§ Aim of the exercise: What lines of the material below include the string "Fleisch"? Copy all of them.

§ Information shown:
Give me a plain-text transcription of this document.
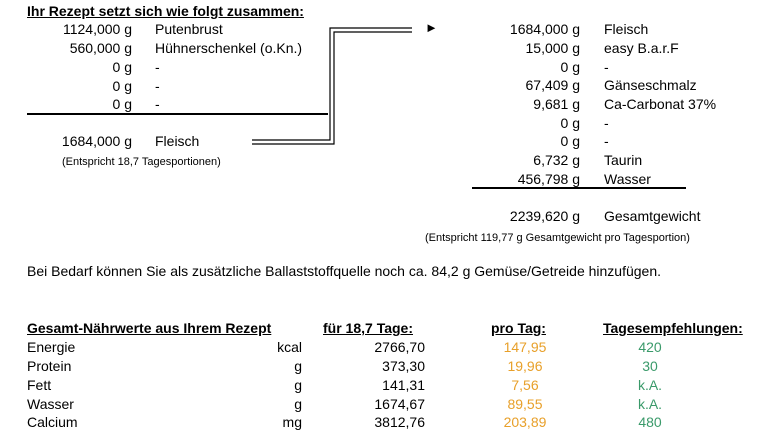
Ihr Rezept setzt sich wie folgt zusammen:
1124,000 g Putenbrust
560,000 g Hühnerschenkel (o.Kn.)
0 g -
0 g -
0 g -
1684,000 g Fleisch
(Entspricht 18,7 Tagesportionen)
►	1684,000 g Fleisch
15,000 g easy B.a.r.F
0 g -
67,409 g Gänseschmalz
9,681 g Ca-Carbonat 37%
0 g -
0 g -
6,732 g Taurin
456,798 g Wasser
2239,620 g Gesamtgewicht
(Entspricht 119,77 g Gesamtgewicht pro Tagesportion)
Bei Bedarf können Sie als zusätzliche Ballaststoffquelle noch ca. 84,2 g Gemüse/Getreide hinzufügen.
Gesamt-Nährwerte aus Ihrem Rezept	für 18,7 Tage:	pro Tag:	Tagesempfehlungen:
Energie	kcal	2766,70	147,95	420
Protein	g	373,30	19,96	30
Fett	g	141,31	7,56	k.A.
Wasser	g	1674,67	89,55	k.A.
Calcium	mg	3812,76	203,89	480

§ Task output:
1684,000 g Fleisch
►	1684,000 g Fleisch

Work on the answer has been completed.